Write out each line of the listing as it stands, without the images.

• • • • • • •

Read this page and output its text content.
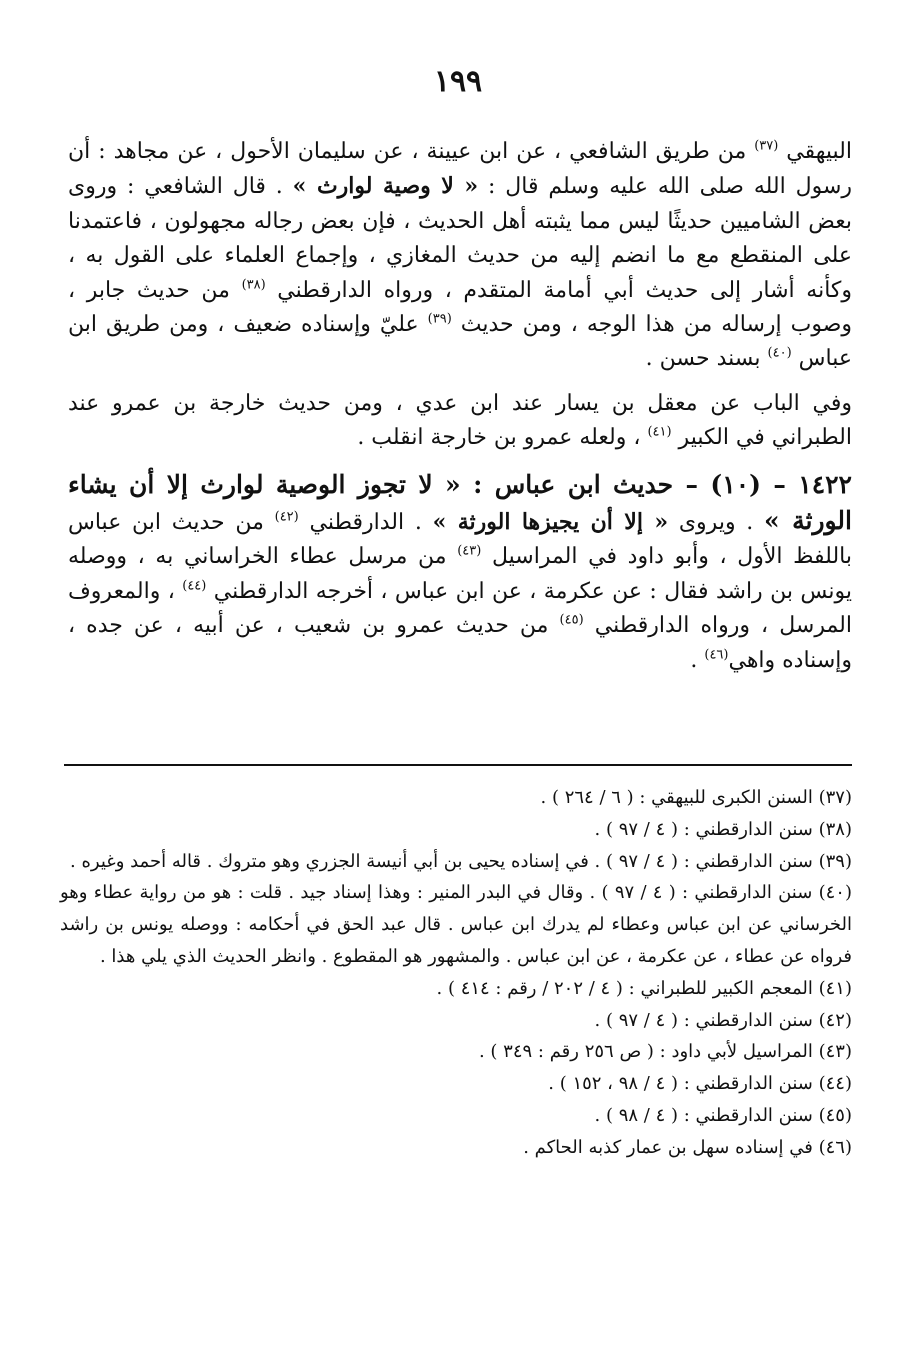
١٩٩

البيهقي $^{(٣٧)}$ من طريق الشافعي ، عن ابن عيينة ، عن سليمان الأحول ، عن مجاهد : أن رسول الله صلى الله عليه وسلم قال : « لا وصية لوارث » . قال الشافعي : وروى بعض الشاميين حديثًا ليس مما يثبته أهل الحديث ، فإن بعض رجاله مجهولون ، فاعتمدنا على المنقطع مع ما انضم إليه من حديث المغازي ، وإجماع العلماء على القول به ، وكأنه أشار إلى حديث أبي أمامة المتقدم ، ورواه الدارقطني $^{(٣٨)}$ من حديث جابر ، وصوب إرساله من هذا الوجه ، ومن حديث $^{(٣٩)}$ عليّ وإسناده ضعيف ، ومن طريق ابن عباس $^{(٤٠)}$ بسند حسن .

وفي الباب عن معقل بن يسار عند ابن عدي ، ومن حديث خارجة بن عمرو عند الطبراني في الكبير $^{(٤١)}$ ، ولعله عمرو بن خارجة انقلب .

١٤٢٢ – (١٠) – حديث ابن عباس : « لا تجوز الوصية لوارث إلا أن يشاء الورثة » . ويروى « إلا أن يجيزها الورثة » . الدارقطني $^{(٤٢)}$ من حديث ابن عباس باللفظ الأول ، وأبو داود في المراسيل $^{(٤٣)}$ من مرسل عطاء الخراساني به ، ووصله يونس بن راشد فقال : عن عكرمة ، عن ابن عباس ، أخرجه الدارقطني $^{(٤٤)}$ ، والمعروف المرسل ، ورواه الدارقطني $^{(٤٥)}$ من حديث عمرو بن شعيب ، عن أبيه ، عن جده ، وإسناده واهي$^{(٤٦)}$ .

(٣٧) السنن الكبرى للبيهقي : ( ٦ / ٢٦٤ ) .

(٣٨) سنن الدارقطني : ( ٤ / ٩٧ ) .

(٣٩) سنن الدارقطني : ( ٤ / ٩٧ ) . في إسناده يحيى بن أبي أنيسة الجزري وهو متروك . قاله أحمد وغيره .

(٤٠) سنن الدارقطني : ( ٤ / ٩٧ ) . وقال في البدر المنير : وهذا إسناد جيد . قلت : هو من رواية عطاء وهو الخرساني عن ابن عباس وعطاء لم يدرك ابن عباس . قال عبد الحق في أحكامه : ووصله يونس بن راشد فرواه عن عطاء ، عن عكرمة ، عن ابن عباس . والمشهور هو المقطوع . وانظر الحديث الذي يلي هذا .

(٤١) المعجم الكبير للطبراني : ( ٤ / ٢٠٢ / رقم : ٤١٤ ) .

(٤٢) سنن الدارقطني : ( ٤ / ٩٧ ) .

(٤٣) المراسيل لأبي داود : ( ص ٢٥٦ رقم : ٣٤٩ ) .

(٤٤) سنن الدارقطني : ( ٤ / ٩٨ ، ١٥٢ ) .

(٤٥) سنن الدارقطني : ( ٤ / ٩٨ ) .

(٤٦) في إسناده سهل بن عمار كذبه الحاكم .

• • • • • • •

=== Complete answer ===
Read this page and output its text content.
١٩٩

البيهقي $^{(٣٧)}$ من طريق الشافعي ، عن ابن عيينة ، عن سليمان الأحول ، عن مجاهد : أن رسول الله صلى الله عليه وسلم قال : « لا وصية لوارث » . قال الشافعي : وروى بعض الشاميين حديثًا ليس مما يثبته أهل الحديث ، فإن بعض رجاله مجهولون ، فاعتمدنا على المنقطع مع ما انضم إليه من حديث المغازي ، وإجماع العلماء على القول به ، وكأنه أشار إلى حديث أبي أمامة المتقدم ، ورواه الدارقطني $^{(٣٨)}$ من حديث جابر ، وصوب إرساله من هذا الوجه ، ومن حديث $^{(٣٩)}$ عليّ وإسناده ضعيف ، ومن طريق ابن عباس $^{(٤٠)}$ بسند حسن .

وفي الباب عن معقل بن يسار عند ابن عدي ، ومن حديث خارجة بن عمرو عند الطبراني في الكبير $^{(٤١)}$ ، ولعله عمرو بن خارجة انقلب .

١٤٢٢ – (١٠) – حديث ابن عباس : « لا تجوز الوصية لوارث إلا أن يشاء الورثة » . ويروى « إلا أن يجيزها الورثة » . الدارقطني $^{(٤٢)}$ من حديث ابن عباس باللفظ الأول ، وأبو داود في المراسيل $^{(٤٣)}$ من مرسل عطاء الخراساني به ، ووصله يونس بن راشد فقال : عن عكرمة ، عن ابن عباس ، أخرجه الدارقطني $^{(٤٤)}$ ، والمعروف المرسل ، ورواه الدارقطني $^{(٤٥)}$ من حديث عمرو بن شعيب ، عن أبيه ، عن جده ، وإسناده واهي$^{(٤٦)}$ .

(٣٧) السنن الكبرى للبيهقي : ( ٦ / ٢٦٤ ) .

(٣٨) سنن الدارقطني : ( ٤ / ٩٧ ) .

(٣٩) سنن الدارقطني : ( ٤ / ٩٧ ) . في إسناده يحيى بن أبي أنيسة الجزري وهو متروك . قاله أحمد وغيره .

(٤٠) سنن الدارقطني : ( ٤ / ٩٧ ) . وقال في البدر المنير : وهذا إسناد جيد . قلت : هو من رواية عطاء وهو الخرساني عن ابن عباس وعطاء لم يدرك ابن عباس . قال عبد الحق في أحكامه : ووصله يونس بن راشد فرواه عن عطاء ، عن عكرمة ، عن ابن عباس . والمشهور هو المقطوع . وانظر الحديث الذي يلي هذا .

(٤١) المعجم الكبير للطبراني : ( ٤ / ٢٠٢ / رقم : ٤١٤ ) .

(٤٢) سنن الدارقطني : ( ٤ / ٩٧ ) .

(٤٣) المراسيل لأبي داود : ( ص ٢٥٦ رقم : ٣٤٩ ) .

(٤٤) سنن الدارقطني : ( ٤ / ٩٨ ، ١٥٢ ) .

(٤٥) سنن الدارقطني : ( ٤ / ٩٨ ) .

(٤٦) في إسناده سهل بن عمار كذبه الحاكم .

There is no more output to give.